> **Problem details**: Using the records below, count the lines with "Survival" in them. Give the number only.

> **Provided entries**:
■ ■ ■ ■ ■ ■ ■

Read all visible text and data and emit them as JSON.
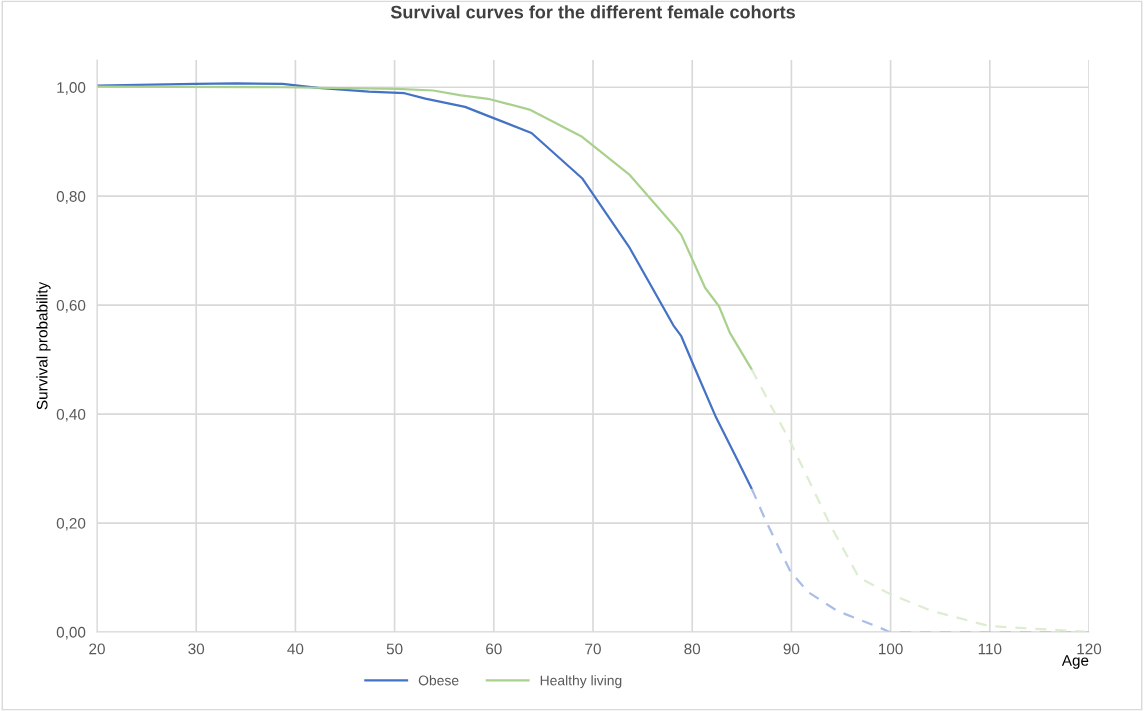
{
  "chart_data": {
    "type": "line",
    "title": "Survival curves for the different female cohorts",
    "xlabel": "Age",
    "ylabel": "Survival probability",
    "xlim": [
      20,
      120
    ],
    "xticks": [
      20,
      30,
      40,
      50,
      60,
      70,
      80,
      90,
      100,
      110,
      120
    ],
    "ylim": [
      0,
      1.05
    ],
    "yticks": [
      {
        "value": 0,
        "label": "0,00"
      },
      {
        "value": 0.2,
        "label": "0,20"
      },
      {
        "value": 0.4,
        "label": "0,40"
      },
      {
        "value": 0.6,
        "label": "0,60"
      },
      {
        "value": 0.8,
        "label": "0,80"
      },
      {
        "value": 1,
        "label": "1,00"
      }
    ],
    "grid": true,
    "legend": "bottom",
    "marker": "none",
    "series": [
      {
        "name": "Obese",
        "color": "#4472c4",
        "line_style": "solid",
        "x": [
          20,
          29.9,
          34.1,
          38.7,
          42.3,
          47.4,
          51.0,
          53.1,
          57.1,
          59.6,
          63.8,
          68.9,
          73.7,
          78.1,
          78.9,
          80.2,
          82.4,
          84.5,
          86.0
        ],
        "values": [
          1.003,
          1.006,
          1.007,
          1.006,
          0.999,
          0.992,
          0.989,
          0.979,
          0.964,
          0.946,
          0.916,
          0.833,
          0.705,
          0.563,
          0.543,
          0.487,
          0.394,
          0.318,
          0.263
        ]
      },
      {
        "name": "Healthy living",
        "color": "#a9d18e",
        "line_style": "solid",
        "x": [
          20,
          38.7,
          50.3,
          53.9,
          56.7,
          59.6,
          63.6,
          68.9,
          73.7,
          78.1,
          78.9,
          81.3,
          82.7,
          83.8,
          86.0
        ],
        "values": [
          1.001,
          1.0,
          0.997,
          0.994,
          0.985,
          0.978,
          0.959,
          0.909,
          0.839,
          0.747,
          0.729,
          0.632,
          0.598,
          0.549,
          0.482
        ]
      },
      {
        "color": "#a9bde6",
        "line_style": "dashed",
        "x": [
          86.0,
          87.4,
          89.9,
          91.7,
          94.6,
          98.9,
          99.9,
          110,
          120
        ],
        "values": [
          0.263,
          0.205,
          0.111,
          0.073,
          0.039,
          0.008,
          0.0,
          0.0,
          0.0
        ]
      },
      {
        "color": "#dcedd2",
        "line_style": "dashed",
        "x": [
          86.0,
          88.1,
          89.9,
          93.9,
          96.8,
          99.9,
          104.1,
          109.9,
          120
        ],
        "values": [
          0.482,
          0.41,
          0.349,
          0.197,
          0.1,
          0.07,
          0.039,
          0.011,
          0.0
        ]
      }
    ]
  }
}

■ ■ ■ ■ ■ ■ ■

> **Final result**: 2